Request: Each line of the listing must be transcribed exactly, except for the images, which should be excluded.

** START Entries provided **

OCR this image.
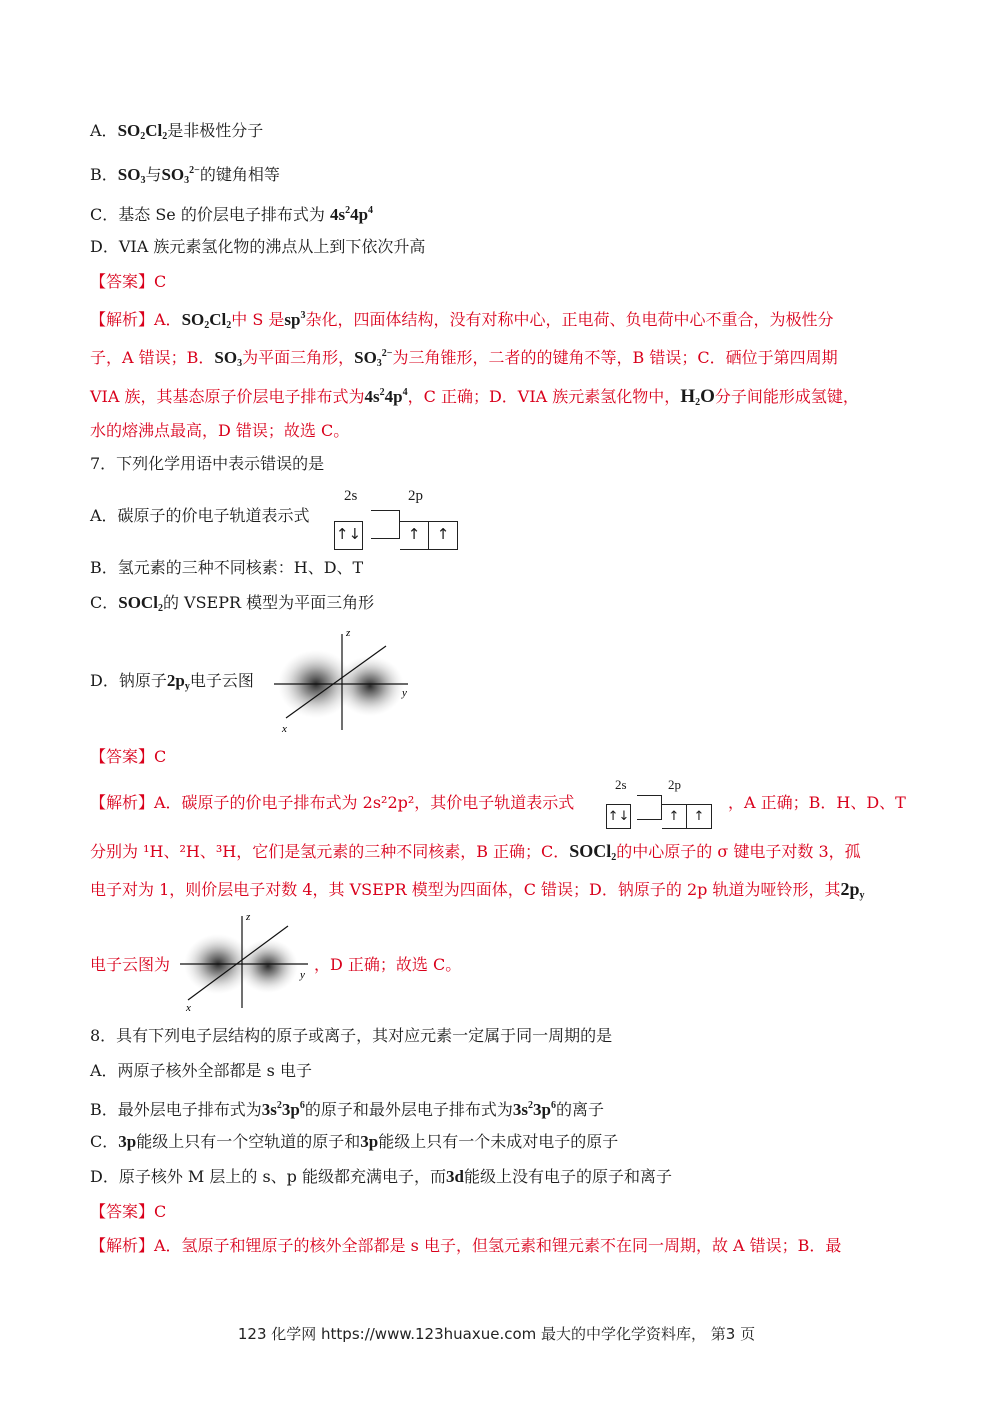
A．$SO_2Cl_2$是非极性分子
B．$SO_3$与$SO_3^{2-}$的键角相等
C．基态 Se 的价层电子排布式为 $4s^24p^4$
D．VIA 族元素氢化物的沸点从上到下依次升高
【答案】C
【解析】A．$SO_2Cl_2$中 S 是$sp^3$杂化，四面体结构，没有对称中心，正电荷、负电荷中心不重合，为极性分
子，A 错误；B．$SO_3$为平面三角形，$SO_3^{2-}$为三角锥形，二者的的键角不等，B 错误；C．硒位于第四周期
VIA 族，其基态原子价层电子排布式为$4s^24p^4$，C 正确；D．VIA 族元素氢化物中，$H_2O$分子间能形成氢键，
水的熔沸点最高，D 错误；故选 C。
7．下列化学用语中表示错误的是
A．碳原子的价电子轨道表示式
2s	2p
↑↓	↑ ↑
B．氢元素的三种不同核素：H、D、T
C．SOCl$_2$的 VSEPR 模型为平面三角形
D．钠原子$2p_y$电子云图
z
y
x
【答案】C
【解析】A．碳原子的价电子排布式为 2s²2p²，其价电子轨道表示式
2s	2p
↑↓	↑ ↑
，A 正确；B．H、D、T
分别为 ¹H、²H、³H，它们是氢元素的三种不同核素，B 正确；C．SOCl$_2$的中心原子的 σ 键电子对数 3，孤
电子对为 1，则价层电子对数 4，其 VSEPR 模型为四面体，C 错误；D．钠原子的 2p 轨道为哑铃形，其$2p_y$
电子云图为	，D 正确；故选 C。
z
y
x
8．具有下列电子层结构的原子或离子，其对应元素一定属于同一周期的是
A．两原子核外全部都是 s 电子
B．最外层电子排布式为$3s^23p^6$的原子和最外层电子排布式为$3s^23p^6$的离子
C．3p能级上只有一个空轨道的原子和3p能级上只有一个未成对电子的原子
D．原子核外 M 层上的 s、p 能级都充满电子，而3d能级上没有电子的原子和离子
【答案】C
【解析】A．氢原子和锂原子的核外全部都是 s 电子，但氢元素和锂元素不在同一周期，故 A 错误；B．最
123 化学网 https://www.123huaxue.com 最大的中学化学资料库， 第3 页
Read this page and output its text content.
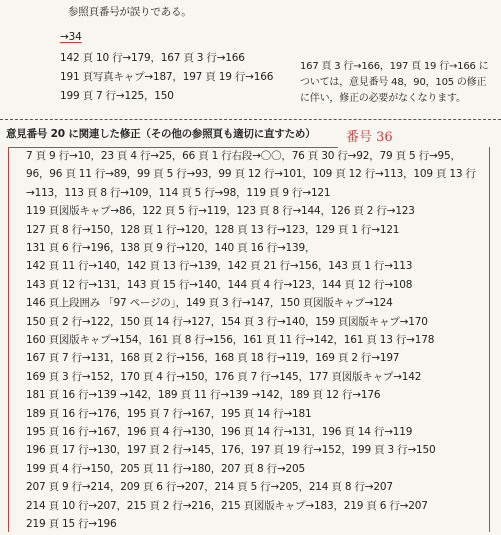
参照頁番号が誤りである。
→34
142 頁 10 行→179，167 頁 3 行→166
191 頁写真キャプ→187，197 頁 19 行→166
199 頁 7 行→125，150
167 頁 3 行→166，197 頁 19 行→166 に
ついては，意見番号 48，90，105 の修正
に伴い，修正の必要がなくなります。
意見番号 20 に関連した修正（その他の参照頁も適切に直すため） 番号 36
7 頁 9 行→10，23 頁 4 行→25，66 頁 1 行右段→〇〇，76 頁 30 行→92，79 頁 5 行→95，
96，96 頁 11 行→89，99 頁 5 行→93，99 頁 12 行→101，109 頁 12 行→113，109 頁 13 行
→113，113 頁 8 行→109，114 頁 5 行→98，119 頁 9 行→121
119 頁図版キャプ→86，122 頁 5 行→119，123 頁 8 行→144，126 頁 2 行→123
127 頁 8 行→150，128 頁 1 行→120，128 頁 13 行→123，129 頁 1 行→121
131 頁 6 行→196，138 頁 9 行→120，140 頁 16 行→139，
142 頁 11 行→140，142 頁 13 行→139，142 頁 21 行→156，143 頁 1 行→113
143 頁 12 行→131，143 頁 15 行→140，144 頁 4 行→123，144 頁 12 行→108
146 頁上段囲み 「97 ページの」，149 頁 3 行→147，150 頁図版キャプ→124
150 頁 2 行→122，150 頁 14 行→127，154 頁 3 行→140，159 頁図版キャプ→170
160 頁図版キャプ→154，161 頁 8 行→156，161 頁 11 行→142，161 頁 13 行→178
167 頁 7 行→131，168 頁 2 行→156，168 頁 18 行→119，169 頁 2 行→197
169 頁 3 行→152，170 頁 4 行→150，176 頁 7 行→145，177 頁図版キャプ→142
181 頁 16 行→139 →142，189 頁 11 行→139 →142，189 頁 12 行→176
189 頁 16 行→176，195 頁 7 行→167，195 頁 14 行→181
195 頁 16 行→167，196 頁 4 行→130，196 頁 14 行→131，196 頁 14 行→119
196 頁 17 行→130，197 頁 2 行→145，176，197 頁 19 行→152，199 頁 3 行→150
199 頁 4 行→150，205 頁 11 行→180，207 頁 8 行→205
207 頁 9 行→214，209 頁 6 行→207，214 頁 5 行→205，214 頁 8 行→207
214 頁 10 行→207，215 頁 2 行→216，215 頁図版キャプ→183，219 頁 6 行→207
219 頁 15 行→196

** END Entries provided **

Output of the exercise:
OCR this image.
A．$SO_2Cl_2$是非极性分子
B．$SO_3$与$SO_3^{2-}$的键角相等
C．基态 Se 的价层电子排布式为 $4s^24p^4$
D．VIA 族元素氢化物的沸点从上到下依次升高
【答案】C
【解析】A．$SO_2Cl_2$中 S 是$sp^3$杂化，四面体结构，没有对称中心，正电荷、负电荷中心不重合，为极性分
子，A 错误；B．$SO_3$为平面三角形，$SO_3^{2-}$为三角锥形，二者的的键角不等，B 错误；C．硒位于第四周期
VIA 族，其基态原子价层电子排布式为$4s^24p^4$，C 正确；D．VIA 族元素氢化物中，$H_2O$分子间能形成氢键，
水的熔沸点最高，D 错误；故选 C。
7．下列化学用语中表示错误的是
A．碳原子的价电子轨道表示式
2s	2p
↑↓	↑ ↑
B．氢元素的三种不同核素：H、D、T
C．SOCl$_2$的 VSEPR 模型为平面三角形
D．钠原子$2p_y$电子云图
z
y
x
【答案】C
【解析】A．碳原子的价电子排布式为 2s²2p²，其价电子轨道表示式
2s	2p
↑↓	↑ ↑
，A 正确；B．H、D、T
分别为 ¹H、²H、³H，它们是氢元素的三种不同核素，B 正确；C．SOCl$_2$的中心原子的 σ 键电子对数 3，孤
电子对为 1，则价层电子对数 4，其 VSEPR 模型为四面体，C 错误；D．钠原子的 2p 轨道为哑铃形，其$2p_y$
电子云图为	，D 正确；故选 C。
z
y
x
8．具有下列电子层结构的原子或离子，其对应元素一定属于同一周期的是
A．两原子核外全部都是 s 电子
B．最外层电子排布式为$3s^23p^6$的原子和最外层电子排布式为$3s^23p^6$的离子
C．3p能级上只有一个空轨道的原子和3p能级上只有一个未成对电子的原子
D．原子核外 M 层上的 s、p 能级都充满电子，而3d能级上没有电子的原子和离子
【答案】C
【解析】A．氢原子和锂原子的核外全部都是 s 电子，但氢元素和锂元素不在同一周期，故 A 错误；B．最
123 化学网 https://www.123huaxue.com 最大的中学化学资料库， 第3 页
Read this page and output its text content.
参照頁番号が誤りである。
→34
142 頁 10 行→179，167 頁 3 行→166
191 頁写真キャプ→187，197 頁 19 行→166
199 頁 7 行→125，150
167 頁 3 行→166，197 頁 19 行→166 に
ついては，意見番号 48，90，105 の修正
に伴い，修正の必要がなくなります。
意見番号 20 に関連した修正（その他の参照頁も適切に直すため） 番号 36
7 頁 9 行→10，23 頁 4 行→25，66 頁 1 行右段→〇〇，76 頁 30 行→92，79 頁 5 行→95，
96，96 頁 11 行→89，99 頁 5 行→93，99 頁 12 行→101，109 頁 12 行→113，109 頁 13 行
→113，113 頁 8 行→109，114 頁 5 行→98，119 頁 9 行→121
119 頁図版キャプ→86，122 頁 5 行→119，123 頁 8 行→144，126 頁 2 行→123
127 頁 8 行→150，128 頁 1 行→120，128 頁 13 行→123，129 頁 1 行→121
131 頁 6 行→196，138 頁 9 行→120，140 頁 16 行→139，
142 頁 11 行→140，142 頁 13 行→139，142 頁 21 行→156，143 頁 1 行→113
143 頁 12 行→131，143 頁 15 行→140，144 頁 4 行→123，144 頁 12 行→108
146 頁上段囲み 「97 ページの」，149 頁 3 行→147，150 頁図版キャプ→124
150 頁 2 行→122，150 頁 14 行→127，154 頁 3 行→140，159 頁図版キャプ→170
160 頁図版キャプ→154，161 頁 8 行→156，161 頁 11 行→142，161 頁 13 行→178
167 頁 7 行→131，168 頁 2 行→156，168 頁 18 行→119，169 頁 2 行→197
169 頁 3 行→152，170 頁 4 行→150，176 頁 7 行→145，177 頁図版キャプ→142
181 頁 16 行→139 →142，189 頁 11 行→139 →142，189 頁 12 行→176
189 頁 16 行→176，195 頁 7 行→167，195 頁 14 行→181
195 頁 16 行→167，196 頁 4 行→130，196 頁 14 行→131，196 頁 14 行→119
196 頁 17 行→130，197 頁 2 行→145，176，197 頁 19 行→152，199 頁 3 行→150
199 頁 4 行→150，205 頁 11 行→180，207 頁 8 行→205
207 頁 9 行→214，209 頁 6 行→207，214 頁 5 行→205，214 頁 8 行→207
214 頁 10 行→207，215 頁 2 行→216，215 頁図版キャプ→183，219 頁 6 行→207
219 頁 15 行→196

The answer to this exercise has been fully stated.